## Prompt
Among the lines listed below, count those that include the string "false", and state only the count.

## Exercise data

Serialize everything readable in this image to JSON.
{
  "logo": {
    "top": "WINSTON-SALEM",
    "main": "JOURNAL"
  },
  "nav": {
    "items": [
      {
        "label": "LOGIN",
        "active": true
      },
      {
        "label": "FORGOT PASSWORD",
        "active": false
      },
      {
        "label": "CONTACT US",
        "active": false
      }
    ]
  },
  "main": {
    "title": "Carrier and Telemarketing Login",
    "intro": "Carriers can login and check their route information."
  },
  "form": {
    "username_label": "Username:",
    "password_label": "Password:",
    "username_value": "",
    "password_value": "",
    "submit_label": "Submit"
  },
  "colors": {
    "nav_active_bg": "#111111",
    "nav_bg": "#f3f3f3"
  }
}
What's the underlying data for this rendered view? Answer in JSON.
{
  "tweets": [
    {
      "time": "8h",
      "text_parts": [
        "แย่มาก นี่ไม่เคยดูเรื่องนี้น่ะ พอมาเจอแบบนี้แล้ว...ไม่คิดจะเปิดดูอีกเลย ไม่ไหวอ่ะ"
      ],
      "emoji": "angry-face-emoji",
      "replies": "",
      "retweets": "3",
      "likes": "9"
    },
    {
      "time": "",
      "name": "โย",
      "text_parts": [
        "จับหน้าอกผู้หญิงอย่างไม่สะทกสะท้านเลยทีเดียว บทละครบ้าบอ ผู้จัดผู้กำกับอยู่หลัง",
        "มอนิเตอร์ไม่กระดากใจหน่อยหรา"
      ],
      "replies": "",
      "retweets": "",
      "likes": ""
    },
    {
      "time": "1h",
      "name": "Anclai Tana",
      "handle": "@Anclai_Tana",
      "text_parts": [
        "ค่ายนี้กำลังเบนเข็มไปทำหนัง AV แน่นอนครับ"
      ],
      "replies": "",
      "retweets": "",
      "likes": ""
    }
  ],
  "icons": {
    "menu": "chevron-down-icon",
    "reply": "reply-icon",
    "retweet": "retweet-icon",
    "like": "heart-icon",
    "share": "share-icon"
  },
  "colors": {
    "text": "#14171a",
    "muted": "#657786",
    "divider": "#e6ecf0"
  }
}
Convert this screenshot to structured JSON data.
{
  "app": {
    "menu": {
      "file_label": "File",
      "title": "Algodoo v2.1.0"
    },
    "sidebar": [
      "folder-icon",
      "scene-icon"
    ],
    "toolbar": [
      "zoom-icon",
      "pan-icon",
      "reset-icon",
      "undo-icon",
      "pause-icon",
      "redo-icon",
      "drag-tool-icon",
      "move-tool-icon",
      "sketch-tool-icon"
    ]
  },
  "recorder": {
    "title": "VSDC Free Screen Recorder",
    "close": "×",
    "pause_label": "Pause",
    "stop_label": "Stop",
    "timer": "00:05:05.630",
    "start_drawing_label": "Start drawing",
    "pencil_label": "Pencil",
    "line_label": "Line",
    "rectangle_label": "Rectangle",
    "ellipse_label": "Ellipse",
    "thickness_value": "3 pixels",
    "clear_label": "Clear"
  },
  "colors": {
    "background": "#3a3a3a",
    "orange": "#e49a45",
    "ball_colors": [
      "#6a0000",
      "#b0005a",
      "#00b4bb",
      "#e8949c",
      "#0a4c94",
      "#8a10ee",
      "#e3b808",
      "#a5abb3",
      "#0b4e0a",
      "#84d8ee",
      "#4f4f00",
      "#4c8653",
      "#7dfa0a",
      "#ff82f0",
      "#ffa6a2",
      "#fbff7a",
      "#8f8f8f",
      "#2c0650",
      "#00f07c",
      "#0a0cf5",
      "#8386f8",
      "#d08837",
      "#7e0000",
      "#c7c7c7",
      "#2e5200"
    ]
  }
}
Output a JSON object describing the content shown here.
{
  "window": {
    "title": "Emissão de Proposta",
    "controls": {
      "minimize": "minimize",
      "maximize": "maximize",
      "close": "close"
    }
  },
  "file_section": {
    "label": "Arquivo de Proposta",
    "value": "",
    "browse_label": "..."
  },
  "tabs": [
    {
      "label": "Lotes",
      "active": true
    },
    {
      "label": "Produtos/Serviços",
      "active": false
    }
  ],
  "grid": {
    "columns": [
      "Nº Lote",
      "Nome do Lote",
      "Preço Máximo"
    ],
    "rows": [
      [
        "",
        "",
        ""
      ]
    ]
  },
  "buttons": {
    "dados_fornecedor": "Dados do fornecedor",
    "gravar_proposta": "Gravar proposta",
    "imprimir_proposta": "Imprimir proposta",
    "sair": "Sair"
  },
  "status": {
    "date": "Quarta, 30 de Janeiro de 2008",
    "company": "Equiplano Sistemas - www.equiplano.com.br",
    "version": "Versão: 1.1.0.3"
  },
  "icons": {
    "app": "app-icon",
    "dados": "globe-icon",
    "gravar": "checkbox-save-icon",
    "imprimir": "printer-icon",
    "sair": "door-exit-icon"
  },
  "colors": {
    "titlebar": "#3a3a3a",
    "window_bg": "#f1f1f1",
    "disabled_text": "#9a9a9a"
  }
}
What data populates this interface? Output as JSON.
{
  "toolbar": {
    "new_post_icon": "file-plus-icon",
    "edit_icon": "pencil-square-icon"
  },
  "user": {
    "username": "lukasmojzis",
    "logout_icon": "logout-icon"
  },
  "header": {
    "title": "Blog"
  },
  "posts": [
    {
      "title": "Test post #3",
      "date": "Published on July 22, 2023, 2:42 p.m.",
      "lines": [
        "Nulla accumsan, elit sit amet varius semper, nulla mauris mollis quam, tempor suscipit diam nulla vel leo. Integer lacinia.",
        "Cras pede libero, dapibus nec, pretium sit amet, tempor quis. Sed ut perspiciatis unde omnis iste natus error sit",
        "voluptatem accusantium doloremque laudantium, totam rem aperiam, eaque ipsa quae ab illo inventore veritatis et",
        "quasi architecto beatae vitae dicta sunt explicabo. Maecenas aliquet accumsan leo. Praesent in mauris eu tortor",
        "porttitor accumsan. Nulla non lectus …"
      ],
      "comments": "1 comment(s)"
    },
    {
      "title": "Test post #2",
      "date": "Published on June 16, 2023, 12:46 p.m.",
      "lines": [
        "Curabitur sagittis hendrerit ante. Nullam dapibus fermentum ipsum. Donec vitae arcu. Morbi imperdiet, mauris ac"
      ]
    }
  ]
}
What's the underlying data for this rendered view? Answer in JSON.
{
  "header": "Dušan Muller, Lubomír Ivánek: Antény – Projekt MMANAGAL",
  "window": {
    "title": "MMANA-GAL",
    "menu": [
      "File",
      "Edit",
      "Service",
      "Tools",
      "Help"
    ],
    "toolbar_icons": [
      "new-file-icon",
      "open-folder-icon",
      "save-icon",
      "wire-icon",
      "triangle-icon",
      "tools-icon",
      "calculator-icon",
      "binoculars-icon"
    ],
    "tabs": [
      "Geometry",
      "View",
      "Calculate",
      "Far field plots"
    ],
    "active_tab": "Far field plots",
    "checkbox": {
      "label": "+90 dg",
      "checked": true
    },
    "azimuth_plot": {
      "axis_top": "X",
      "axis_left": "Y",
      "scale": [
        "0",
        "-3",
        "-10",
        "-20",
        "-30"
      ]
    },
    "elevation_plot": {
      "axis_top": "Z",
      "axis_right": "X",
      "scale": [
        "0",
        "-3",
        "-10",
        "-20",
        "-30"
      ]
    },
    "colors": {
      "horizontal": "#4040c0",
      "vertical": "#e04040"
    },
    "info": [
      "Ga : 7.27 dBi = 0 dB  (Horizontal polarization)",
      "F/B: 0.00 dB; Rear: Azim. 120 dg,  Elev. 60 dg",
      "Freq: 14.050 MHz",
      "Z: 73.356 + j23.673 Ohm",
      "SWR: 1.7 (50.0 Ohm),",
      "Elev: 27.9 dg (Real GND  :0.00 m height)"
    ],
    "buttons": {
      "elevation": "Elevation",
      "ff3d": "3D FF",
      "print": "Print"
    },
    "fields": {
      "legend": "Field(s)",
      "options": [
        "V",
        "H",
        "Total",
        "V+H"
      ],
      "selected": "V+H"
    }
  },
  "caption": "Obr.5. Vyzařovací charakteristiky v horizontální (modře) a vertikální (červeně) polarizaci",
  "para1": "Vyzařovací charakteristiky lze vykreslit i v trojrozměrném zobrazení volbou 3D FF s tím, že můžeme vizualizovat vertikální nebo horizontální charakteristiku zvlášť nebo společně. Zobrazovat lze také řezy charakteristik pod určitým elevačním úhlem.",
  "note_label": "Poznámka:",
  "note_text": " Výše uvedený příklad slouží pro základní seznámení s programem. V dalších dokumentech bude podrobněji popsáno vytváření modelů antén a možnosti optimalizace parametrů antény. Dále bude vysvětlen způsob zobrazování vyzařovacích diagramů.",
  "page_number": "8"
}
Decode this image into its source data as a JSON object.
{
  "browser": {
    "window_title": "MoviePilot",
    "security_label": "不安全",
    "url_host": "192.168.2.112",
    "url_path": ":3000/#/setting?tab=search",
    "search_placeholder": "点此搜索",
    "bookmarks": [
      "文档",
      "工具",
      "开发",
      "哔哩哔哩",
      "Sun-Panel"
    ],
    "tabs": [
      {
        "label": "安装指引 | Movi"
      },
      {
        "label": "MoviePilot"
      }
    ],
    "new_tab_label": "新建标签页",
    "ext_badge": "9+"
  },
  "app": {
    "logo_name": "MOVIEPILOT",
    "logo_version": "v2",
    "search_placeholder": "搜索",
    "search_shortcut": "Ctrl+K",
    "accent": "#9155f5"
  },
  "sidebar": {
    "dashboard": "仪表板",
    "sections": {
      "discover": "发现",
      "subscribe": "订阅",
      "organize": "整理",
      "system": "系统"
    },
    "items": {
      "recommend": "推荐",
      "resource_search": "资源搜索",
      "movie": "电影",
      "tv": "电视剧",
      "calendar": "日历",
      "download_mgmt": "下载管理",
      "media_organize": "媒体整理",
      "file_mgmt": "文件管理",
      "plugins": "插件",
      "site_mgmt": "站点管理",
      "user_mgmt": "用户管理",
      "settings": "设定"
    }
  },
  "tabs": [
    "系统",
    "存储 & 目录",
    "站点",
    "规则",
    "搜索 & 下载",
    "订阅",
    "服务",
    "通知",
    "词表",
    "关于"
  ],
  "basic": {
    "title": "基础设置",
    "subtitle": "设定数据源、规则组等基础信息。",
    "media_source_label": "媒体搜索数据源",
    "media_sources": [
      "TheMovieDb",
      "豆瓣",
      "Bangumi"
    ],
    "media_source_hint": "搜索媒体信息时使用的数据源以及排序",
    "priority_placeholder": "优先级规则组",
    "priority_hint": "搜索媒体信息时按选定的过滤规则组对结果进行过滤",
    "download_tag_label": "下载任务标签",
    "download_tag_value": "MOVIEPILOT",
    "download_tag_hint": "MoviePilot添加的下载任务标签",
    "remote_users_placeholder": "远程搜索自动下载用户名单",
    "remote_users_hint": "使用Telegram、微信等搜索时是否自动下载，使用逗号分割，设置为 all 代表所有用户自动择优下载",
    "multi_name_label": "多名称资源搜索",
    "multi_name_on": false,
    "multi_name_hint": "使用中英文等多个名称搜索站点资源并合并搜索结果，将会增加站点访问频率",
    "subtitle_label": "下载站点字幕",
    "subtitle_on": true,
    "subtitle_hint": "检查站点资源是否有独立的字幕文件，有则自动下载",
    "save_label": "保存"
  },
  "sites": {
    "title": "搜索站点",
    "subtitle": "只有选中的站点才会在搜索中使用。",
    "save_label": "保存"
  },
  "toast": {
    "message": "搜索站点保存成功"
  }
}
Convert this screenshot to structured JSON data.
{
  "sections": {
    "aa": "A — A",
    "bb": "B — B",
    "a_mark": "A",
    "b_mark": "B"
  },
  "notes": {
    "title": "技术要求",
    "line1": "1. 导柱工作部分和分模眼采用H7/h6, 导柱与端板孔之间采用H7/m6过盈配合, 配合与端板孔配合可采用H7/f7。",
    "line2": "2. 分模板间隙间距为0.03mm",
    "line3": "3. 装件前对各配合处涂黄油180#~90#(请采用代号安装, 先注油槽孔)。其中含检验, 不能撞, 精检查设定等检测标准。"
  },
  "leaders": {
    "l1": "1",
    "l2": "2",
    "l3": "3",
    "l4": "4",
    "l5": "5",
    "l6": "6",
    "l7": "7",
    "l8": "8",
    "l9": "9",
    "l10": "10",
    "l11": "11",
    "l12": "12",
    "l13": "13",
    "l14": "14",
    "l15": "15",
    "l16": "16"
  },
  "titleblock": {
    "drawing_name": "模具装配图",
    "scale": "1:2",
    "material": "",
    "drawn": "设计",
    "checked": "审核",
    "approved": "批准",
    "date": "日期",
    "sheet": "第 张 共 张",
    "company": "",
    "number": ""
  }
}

## Written answer
4